▶ **WORK TO DO**: Collect every line that includes the string "Kërko".

Stored data entries
★ ★ ★ ★

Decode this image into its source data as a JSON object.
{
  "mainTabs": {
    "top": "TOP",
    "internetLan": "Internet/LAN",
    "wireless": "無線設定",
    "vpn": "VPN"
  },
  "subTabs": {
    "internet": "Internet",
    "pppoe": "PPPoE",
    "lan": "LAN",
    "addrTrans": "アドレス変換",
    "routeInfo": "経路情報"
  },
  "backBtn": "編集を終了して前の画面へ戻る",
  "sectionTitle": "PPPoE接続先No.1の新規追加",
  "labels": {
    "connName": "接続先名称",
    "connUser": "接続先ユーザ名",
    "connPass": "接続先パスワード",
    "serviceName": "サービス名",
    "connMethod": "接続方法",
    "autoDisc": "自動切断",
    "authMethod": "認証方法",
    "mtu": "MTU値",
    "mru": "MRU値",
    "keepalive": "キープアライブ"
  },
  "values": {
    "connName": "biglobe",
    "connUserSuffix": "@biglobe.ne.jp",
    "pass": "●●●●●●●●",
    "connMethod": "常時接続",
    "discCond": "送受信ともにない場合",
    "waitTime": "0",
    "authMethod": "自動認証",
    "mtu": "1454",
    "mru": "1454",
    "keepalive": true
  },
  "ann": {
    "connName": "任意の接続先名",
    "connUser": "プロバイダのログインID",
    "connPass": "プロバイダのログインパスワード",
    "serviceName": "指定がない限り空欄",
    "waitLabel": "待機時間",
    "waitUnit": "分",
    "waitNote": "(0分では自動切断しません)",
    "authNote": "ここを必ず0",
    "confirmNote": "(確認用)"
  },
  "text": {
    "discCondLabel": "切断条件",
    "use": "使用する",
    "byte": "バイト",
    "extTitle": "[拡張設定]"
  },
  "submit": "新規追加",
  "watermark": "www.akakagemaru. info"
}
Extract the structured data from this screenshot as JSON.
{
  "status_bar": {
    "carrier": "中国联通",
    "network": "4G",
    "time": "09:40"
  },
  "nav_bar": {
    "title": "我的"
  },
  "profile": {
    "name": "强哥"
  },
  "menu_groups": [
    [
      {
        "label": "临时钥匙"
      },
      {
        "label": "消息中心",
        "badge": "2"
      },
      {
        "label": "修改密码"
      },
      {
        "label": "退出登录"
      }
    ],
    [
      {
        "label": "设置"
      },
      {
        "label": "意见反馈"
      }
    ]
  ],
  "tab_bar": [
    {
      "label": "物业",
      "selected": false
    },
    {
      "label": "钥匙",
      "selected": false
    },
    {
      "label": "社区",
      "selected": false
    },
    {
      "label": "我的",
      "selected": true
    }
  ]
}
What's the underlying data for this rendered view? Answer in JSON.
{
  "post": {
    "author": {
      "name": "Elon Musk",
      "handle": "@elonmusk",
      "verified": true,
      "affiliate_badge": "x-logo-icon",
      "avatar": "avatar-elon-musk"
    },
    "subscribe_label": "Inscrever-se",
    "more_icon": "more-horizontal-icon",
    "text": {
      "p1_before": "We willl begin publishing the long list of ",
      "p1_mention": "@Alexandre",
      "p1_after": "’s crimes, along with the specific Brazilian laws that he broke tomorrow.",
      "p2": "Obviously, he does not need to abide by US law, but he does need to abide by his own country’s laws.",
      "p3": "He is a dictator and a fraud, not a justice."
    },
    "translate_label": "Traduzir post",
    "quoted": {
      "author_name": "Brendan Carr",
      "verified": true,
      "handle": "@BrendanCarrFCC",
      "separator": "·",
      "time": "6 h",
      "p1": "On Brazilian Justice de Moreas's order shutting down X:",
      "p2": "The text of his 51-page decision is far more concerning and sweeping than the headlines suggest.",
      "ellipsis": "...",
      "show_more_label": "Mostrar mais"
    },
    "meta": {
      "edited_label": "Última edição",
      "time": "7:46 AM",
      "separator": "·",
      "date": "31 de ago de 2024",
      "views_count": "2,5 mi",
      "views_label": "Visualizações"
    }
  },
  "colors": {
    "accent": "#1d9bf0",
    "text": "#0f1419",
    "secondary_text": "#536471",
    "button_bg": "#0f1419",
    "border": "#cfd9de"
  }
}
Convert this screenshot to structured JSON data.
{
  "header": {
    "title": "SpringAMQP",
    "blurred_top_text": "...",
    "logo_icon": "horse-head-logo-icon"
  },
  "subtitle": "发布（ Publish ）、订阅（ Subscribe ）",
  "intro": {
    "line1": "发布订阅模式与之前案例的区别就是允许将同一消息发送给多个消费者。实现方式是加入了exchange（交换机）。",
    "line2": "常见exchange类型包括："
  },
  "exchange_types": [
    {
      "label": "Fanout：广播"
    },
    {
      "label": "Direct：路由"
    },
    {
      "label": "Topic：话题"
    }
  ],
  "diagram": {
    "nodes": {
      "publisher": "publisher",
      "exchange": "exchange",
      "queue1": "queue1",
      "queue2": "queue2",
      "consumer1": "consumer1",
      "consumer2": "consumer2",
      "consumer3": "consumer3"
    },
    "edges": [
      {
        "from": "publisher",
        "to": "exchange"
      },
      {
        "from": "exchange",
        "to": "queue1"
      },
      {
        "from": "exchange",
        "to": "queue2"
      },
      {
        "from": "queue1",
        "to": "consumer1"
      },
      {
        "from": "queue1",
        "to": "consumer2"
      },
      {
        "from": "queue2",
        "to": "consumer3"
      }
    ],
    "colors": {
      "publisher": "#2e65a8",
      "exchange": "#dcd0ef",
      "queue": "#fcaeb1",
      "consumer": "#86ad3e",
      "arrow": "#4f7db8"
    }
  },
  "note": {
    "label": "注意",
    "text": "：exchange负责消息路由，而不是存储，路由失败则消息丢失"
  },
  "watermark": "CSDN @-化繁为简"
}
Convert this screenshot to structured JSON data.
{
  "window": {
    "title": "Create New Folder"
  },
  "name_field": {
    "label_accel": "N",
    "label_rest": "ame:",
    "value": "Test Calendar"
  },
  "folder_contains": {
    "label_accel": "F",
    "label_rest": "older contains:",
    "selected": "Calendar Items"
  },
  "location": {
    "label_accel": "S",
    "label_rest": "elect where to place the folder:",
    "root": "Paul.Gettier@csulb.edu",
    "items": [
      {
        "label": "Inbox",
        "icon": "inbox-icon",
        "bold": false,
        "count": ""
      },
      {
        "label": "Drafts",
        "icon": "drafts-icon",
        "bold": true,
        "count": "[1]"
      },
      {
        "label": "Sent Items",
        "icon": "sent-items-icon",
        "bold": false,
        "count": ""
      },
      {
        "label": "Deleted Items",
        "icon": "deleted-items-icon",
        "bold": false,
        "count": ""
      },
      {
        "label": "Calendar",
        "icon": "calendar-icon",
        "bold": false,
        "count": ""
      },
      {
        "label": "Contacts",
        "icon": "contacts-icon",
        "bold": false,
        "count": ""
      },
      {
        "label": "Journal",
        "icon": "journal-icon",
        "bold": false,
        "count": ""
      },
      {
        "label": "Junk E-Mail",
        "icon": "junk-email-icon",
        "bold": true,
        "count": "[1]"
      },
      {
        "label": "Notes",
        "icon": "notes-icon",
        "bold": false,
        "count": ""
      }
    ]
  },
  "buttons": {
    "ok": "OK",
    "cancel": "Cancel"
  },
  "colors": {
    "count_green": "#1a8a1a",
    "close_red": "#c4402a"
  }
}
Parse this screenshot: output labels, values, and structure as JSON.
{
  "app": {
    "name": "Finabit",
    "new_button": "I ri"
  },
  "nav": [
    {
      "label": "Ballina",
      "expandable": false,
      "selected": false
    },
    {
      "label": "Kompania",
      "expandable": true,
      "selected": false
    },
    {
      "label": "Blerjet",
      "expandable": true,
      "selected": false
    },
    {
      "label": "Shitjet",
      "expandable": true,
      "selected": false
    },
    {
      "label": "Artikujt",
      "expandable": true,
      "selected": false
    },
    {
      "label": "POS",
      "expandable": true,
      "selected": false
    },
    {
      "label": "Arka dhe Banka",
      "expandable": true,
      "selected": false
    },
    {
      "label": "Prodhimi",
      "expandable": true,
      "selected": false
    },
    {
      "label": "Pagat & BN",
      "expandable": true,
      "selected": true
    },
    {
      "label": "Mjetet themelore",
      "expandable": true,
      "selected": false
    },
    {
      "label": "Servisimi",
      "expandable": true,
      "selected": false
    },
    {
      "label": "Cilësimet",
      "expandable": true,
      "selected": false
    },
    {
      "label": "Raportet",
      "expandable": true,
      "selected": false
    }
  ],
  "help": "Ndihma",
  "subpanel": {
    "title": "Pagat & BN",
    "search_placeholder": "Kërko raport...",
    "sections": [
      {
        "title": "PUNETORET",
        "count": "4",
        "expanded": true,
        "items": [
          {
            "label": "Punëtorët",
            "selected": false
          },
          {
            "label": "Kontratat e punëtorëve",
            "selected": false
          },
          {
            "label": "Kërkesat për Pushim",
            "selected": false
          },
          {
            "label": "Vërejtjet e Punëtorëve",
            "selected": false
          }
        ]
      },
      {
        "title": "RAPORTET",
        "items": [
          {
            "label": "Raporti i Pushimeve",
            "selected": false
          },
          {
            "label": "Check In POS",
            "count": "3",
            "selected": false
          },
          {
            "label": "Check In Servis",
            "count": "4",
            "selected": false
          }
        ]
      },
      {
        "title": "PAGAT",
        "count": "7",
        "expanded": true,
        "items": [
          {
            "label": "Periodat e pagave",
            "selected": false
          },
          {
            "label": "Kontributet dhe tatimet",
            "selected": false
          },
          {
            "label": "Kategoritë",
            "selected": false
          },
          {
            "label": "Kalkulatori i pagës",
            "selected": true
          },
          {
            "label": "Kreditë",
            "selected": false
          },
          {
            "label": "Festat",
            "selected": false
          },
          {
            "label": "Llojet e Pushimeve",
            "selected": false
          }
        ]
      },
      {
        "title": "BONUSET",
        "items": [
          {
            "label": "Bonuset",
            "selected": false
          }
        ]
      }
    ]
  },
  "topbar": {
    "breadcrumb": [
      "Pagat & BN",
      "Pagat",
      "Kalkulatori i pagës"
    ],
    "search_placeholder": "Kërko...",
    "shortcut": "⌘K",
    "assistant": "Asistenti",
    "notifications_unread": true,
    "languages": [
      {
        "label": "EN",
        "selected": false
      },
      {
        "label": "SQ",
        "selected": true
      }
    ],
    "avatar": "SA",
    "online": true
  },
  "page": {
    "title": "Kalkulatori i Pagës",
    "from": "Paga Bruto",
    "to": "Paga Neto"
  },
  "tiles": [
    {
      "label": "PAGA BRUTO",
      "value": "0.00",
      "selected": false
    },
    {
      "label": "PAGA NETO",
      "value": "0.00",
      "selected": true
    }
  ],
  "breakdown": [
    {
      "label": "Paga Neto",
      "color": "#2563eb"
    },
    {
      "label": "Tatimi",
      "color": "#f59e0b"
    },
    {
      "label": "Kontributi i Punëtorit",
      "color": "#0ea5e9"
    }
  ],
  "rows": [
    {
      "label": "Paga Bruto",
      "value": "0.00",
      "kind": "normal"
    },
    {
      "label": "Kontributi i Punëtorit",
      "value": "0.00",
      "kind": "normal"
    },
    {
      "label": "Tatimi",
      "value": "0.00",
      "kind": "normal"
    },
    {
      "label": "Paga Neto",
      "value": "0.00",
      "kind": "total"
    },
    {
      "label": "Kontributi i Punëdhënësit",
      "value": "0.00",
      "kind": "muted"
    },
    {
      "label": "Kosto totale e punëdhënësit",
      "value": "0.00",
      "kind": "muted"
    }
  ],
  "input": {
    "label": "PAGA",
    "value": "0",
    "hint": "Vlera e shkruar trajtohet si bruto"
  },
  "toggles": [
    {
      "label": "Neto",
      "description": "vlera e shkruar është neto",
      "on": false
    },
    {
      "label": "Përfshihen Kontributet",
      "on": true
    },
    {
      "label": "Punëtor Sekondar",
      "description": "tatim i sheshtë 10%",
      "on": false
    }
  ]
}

★ ★ ★ ★

▶ **EXERCISE RESPONSE**:
    "search_placeholder": "Kërko raport...",
    "search_placeholder": "Kërko...",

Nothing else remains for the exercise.